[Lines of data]
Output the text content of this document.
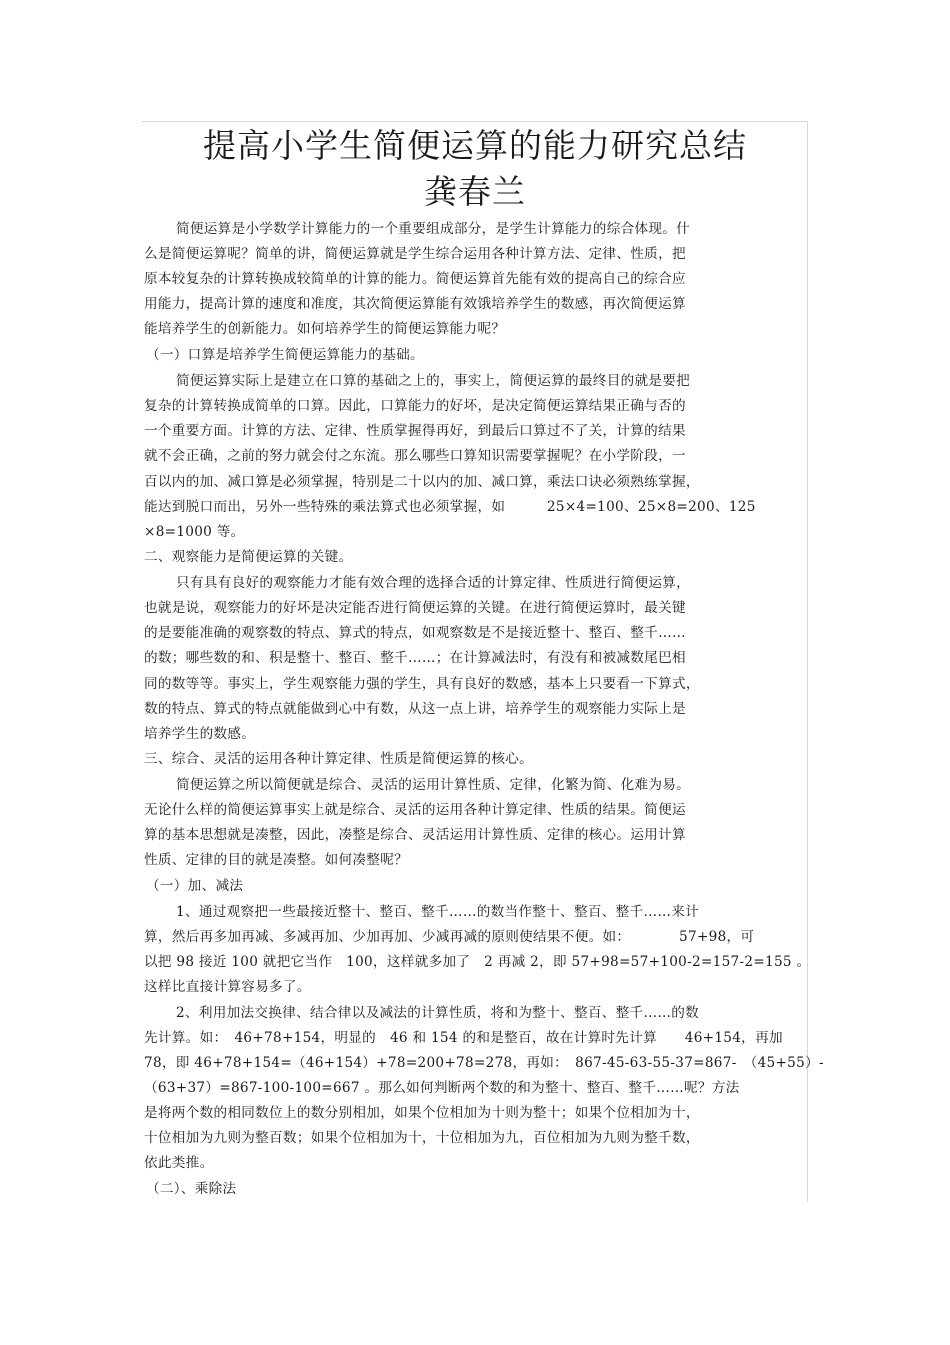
提高小学生简便运算的能力研究总结
龚春兰
简便运算是小学数学计算能力的一个重要组成部分，是学生计算能力的综合体现。什
么是简便运算呢？简单的讲，简便运算就是学生综合运用各种计算方法、定律、性质，把
原本较复杂的计算转换成较简单的计算的能力。简便运算首先能有效的提高自己的综合应
用能力，提高计算的速度和准度，其次简便运算能有效饿培养学生的数感，再次简便运算
能培养学生的创新能力。如何培养学生的简便运算能力呢？
（一）口算是培养学生简便运算能力的基础。
简便运算实际上是建立在口算的基础之上的，事实上，简便运算的最终目的就是要把
复杂的计算转换成简单的口算。因此，口算能力的好坏，是决定简便运算结果正确与否的
一个重要方面。计算的方法、定律、性质掌握得再好，到最后口算过不了关，计算的结果
就不会正确，之前的努力就会付之东流。那么哪些口算知识需要掌握呢？在小学阶段，一
百以内的加、减口算是必须掌握，特别是二十以内的加、减口算，乘法口诀必须熟练掌握，
能达到脱口而出，另外一些特殊的乘法算式也必须掌握，如　　　25×4=100、25×8=200、125
×8=1000 等。
二、观察能力是简便运算的关键。
只有具有良好的观察能力才能有效合理的选择合适的计算定律、性质进行简便运算，
也就是说，观察能力的好坏是决定能否进行简便运算的关键。在进行简便运算时，最关键
的是要能准确的观察数的特点、算式的特点，如观察数是不是接近整十、整百、整千……
的数；哪些数的和、积是整十、整百、整千……；在计算减法时，有没有和被减数尾巴相
同的数等等。事实上，学生观察能力强的学生，具有良好的数感，基本上只要看一下算式，
数的特点、算式的特点就能做到心中有数，从这一点上讲，培养学生的观察能力实际上是
培养学生的数感。
三、综合、灵活的运用各种计算定律、性质是简便运算的核心。
简便运算之所以简便就是综合、灵活的运用计算性质、定律，化繁为简、化难为易。
无论什么样的简便运算事实上就是综合、灵活的运用各种计算定律、性质的结果。简便运
算的基本思想就是凑整，因此，凑整是综合、灵活运用计算性质、定律的核心。运用计算
性质、定律的目的就是凑整。如何凑整呢？
（一）加、减法
1、通过观察把一些最接近整十、整百、整千……的数当作整十、整百、整千……来计
算，然后再多加再减、多减再加、少加再加、少减再减的原则使结果不便。如：　　　　57+98，可
以把 98 接近 100 就把它当作　100，这样就多加了　2 再减 2，即 57+98=57+100-2=157-2=155 。
这样比直接计算容易多了。
2、利用加法交换律、结合律以及减法的计算性质，将和为整十、整百、整千……的数
先计算。如：　46+78+154，明显的　46 和 154 的和是整百，故在计算时先计算　　46+154，再加
78，即 46+78+154=（46+154）+78=200+78=278，再如：　867-45-63-55-37=867-　（45+55）-
（63+37）=867-100-100=667 。那么如何判断两个数的和为整十、整百、整千……呢？方法
是将两个数的相同数位上的数分别相加，如果个位相加为十则为整十；如果个位相加为十，
十位相加为九则为整百数；如果个位相加为十，十位相加为九，百位相加为九则为整千数，
依此类推。
（二）、乘除法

WORK REQUIRED: Set every line down exactly as written, leaving each picture out.

THE RESPONSE:
Output the text content of this document.
提高小学生简便运算的能力研究总结
龚春兰
简便运算是小学数学计算能力的一个重要组成部分，是学生计算能力的综合体现。什
么是简便运算呢？简单的讲，简便运算就是学生综合运用各种计算方法、定律、性质，把
原本较复杂的计算转换成较简单的计算的能力。简便运算首先能有效的提高自己的综合应
用能力，提高计算的速度和准度，其次简便运算能有效饿培养学生的数感，再次简便运算
能培养学生的创新能力。如何培养学生的简便运算能力呢？
（一）口算是培养学生简便运算能力的基础。
简便运算实际上是建立在口算的基础之上的，事实上，简便运算的最终目的就是要把
复杂的计算转换成简单的口算。因此，口算能力的好坏，是决定简便运算结果正确与否的
一个重要方面。计算的方法、定律、性质掌握得再好，到最后口算过不了关，计算的结果
就不会正确，之前的努力就会付之东流。那么哪些口算知识需要掌握呢？在小学阶段，一
百以内的加、减口算是必须掌握，特别是二十以内的加、减口算，乘法口诀必须熟练掌握，
能达到脱口而出，另外一些特殊的乘法算式也必须掌握，如　　　25×4=100、25×8=200、125
×8=1000 等。
二、观察能力是简便运算的关键。
只有具有良好的观察能力才能有效合理的选择合适的计算定律、性质进行简便运算，
也就是说，观察能力的好坏是决定能否进行简便运算的关键。在进行简便运算时，最关键
的是要能准确的观察数的特点、算式的特点，如观察数是不是接近整十、整百、整千……
的数；哪些数的和、积是整十、整百、整千……；在计算减法时，有没有和被减数尾巴相
同的数等等。事实上，学生观察能力强的学生，具有良好的数感，基本上只要看一下算式，
数的特点、算式的特点就能做到心中有数，从这一点上讲，培养学生的观察能力实际上是
培养学生的数感。
三、综合、灵活的运用各种计算定律、性质是简便运算的核心。
简便运算之所以简便就是综合、灵活的运用计算性质、定律，化繁为简、化难为易。
无论什么样的简便运算事实上就是综合、灵活的运用各种计算定律、性质的结果。简便运
算的基本思想就是凑整，因此，凑整是综合、灵活运用计算性质、定律的核心。运用计算
性质、定律的目的就是凑整。如何凑整呢？
（一）加、减法
1、通过观察把一些最接近整十、整百、整千……的数当作整十、整百、整千……来计
算，然后再多加再减、多减再加、少加再加、少减再减的原则使结果不便。如：　　　　57+98，可
以把 98 接近 100 就把它当作　100，这样就多加了　2 再减 2，即 57+98=57+100-2=157-2=155 。
这样比直接计算容易多了。
2、利用加法交换律、结合律以及减法的计算性质，将和为整十、整百、整千……的数
先计算。如：　46+78+154，明显的　46 和 154 的和是整百，故在计算时先计算　　46+154，再加
78，即 46+78+154=（46+154）+78=200+78=278，再如：　867-45-63-55-37=867-　（45+55）-
（63+37）=867-100-100=667 。那么如何判断两个数的和为整十、整百、整千……呢？方法
是将两个数的相同数位上的数分别相加，如果个位相加为十则为整十；如果个位相加为十，
十位相加为九则为整百数；如果个位相加为十，十位相加为九，百位相加为九则为整千数，
依此类推。
（二）、乘除法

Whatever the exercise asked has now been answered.